Revise everything from the start of the records down to the line containing "weekend-day-cell: 23 [225, 802, 257, 826]", swapping "day-grid" for "date-grid" and keeping all else unchanged. Return only those lines.

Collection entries
========================================================================

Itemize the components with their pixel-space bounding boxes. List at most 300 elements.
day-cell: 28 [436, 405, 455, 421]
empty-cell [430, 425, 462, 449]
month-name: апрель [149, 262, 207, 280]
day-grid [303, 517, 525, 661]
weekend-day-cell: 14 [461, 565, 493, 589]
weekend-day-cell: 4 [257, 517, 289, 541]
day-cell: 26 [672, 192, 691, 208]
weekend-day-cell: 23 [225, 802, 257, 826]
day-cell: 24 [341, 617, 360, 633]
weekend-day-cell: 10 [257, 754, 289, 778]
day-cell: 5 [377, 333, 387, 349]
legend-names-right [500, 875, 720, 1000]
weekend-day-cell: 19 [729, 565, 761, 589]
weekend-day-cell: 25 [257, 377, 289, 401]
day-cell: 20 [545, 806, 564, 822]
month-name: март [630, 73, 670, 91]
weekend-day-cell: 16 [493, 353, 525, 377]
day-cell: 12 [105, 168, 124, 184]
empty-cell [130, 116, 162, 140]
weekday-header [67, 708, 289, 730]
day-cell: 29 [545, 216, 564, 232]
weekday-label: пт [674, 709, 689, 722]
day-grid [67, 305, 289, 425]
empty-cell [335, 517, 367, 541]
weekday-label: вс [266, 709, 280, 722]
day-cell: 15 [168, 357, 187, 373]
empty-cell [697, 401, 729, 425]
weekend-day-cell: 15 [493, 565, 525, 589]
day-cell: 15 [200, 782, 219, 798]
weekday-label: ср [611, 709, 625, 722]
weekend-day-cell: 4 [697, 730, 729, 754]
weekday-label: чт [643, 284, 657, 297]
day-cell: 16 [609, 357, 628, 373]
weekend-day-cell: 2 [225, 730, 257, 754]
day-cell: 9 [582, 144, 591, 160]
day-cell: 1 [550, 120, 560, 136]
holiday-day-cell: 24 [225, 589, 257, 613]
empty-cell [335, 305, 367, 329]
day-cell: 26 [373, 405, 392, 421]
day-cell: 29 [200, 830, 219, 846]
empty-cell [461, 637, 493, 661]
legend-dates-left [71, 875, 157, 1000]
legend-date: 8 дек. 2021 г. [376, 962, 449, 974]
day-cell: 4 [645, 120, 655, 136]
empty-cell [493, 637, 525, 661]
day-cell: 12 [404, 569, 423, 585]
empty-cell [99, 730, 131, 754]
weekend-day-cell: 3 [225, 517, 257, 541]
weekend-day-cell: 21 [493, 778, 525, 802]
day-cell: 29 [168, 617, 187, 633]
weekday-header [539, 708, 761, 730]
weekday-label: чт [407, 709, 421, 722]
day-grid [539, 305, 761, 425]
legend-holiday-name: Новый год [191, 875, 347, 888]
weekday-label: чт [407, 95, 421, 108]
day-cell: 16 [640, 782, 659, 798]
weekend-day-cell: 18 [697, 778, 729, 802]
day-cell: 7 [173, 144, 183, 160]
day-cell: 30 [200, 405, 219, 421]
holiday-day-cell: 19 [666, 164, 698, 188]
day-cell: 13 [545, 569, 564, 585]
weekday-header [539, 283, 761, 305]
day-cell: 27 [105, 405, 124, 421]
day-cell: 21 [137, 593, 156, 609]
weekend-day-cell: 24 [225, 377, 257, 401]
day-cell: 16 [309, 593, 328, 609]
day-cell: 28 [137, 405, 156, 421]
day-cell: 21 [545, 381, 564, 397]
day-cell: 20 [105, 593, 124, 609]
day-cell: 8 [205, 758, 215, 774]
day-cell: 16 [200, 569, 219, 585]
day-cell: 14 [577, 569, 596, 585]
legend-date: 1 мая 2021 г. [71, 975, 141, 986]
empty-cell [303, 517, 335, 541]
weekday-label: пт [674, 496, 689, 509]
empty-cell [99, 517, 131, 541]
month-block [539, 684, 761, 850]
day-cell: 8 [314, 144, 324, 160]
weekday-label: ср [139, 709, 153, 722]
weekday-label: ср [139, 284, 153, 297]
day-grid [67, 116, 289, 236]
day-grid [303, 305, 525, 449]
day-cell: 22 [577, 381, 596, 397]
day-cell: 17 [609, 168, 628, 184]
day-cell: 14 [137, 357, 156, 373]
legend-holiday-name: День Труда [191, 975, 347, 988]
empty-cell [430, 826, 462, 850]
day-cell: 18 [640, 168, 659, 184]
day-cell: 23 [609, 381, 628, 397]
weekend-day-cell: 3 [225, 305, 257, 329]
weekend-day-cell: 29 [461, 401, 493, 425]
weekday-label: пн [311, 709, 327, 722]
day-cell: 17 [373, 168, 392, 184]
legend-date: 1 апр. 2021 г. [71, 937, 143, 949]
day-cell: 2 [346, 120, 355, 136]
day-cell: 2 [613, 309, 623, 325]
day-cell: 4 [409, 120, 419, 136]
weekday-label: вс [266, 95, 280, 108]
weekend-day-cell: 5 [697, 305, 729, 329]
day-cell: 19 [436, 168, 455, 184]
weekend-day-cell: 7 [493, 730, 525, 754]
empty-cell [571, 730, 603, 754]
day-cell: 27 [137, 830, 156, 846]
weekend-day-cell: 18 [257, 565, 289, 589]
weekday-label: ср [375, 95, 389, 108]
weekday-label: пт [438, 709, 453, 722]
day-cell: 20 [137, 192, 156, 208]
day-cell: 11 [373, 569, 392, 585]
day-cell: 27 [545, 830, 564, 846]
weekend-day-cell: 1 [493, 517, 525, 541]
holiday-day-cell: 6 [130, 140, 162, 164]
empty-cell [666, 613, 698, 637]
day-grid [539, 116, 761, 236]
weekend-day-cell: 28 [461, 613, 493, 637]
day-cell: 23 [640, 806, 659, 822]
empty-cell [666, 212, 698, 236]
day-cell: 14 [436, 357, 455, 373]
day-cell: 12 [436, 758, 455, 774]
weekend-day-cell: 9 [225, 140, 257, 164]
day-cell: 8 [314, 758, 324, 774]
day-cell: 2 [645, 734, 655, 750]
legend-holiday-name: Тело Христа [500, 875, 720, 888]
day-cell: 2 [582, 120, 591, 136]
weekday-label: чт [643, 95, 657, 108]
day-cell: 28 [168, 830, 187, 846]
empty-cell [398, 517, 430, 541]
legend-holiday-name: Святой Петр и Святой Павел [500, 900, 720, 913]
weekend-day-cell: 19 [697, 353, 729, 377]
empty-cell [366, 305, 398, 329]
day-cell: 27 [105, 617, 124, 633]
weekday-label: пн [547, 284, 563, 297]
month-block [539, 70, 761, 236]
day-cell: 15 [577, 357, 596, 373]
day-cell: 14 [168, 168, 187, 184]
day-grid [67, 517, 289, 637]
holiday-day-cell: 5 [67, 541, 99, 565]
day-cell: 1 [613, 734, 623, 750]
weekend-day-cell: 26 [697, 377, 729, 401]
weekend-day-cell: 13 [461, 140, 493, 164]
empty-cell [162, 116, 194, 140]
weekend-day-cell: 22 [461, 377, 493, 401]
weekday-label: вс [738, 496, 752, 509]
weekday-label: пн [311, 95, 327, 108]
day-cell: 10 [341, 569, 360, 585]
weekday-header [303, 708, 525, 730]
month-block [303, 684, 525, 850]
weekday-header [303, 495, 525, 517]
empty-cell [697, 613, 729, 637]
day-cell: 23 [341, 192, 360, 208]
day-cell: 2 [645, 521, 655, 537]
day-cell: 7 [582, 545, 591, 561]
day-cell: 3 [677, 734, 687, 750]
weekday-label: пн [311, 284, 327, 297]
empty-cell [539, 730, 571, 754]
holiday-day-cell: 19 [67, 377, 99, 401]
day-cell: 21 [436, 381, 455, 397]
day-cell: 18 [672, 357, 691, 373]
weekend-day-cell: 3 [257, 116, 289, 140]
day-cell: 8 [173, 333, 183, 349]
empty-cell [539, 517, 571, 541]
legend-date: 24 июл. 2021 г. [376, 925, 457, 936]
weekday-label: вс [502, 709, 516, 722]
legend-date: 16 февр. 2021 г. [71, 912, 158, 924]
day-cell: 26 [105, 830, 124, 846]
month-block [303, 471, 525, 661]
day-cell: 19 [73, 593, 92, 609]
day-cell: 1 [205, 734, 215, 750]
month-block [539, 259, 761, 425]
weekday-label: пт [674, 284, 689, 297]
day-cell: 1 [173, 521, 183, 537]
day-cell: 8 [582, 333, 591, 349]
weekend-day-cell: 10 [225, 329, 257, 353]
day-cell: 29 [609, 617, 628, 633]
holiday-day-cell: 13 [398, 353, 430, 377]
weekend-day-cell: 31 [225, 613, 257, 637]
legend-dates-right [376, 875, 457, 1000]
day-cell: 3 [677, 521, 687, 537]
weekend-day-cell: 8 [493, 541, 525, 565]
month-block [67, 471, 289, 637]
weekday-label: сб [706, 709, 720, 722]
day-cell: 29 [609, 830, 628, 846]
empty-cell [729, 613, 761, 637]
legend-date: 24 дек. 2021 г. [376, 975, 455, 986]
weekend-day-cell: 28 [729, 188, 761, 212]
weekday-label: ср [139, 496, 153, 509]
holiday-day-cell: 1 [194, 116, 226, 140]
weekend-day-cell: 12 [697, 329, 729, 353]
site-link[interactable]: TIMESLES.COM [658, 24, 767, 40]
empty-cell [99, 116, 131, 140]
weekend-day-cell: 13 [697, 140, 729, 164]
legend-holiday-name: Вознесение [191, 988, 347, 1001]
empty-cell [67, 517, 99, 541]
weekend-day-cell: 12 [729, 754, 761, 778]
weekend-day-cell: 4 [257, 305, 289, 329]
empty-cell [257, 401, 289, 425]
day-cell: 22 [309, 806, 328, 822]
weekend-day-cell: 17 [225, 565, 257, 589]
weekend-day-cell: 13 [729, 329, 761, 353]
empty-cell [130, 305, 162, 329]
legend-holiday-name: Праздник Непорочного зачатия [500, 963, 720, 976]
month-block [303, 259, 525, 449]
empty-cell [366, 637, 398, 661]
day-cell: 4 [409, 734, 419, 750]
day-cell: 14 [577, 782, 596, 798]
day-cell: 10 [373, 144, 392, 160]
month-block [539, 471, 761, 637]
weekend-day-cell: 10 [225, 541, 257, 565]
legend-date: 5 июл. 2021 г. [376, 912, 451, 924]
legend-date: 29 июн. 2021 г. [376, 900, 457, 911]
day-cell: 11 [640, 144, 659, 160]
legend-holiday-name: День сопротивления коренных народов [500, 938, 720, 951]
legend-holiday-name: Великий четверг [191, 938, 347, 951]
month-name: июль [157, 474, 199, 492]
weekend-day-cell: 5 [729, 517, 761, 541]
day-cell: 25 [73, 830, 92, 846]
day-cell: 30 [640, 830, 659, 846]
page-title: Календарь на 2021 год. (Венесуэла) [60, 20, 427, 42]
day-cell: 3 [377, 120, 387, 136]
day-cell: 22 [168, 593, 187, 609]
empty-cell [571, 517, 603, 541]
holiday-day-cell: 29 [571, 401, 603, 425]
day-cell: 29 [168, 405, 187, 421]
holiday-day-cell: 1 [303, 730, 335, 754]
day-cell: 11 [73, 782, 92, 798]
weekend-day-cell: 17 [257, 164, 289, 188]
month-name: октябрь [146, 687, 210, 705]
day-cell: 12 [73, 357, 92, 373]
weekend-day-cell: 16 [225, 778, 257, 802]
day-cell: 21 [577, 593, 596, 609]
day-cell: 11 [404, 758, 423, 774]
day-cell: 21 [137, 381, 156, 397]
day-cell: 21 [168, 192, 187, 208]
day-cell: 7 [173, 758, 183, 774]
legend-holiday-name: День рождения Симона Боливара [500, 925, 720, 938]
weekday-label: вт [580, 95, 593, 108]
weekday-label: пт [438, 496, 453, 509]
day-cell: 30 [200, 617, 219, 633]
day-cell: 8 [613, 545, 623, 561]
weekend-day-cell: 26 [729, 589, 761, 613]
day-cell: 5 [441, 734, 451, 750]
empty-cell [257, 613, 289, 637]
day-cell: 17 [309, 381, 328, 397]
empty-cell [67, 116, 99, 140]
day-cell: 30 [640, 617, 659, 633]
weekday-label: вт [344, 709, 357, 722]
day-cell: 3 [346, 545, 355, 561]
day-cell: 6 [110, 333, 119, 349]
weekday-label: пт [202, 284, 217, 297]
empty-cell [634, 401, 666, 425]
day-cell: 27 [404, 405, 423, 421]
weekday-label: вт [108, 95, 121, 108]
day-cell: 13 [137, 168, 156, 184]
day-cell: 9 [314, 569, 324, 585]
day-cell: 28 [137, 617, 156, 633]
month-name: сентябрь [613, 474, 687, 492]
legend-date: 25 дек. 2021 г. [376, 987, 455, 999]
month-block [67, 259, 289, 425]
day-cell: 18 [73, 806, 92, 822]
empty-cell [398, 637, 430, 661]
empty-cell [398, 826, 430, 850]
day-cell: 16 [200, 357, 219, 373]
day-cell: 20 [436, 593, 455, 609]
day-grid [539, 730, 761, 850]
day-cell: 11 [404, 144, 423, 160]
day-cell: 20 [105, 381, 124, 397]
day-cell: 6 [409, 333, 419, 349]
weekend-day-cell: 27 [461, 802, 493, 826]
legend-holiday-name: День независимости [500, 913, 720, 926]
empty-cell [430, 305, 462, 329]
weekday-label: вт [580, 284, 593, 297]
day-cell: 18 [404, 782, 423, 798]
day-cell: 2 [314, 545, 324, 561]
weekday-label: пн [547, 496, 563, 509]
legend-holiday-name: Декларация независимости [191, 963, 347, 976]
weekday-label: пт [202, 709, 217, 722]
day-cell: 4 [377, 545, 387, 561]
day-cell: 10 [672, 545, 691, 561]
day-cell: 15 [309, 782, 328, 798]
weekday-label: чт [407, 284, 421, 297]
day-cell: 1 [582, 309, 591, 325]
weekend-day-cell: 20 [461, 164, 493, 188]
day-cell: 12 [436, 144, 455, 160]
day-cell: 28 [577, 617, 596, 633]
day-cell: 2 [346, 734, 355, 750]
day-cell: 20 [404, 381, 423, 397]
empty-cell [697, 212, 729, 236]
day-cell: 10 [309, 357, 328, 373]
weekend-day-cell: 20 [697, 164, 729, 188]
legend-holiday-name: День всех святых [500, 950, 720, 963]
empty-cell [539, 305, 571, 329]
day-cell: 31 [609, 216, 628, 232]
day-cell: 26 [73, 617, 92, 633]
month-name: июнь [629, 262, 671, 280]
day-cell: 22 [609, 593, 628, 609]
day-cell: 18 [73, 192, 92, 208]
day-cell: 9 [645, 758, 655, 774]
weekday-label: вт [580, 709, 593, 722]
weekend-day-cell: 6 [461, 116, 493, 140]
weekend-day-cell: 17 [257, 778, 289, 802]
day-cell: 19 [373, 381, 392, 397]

========================================================================

(Answer to this task):
Itemize the components with their pixel-space bounding boxes. List at most 300 elements.
day-cell: 28 [436, 405, 455, 421]
empty-cell [430, 425, 462, 449]
month-name: апрель [149, 262, 207, 280]
date-grid [303, 517, 525, 661]
weekend-day-cell: 14 [461, 565, 493, 589]
weekend-day-cell: 4 [257, 517, 289, 541]
day-cell: 26 [672, 192, 691, 208]
weekend-day-cell: 23 [225, 802, 257, 826]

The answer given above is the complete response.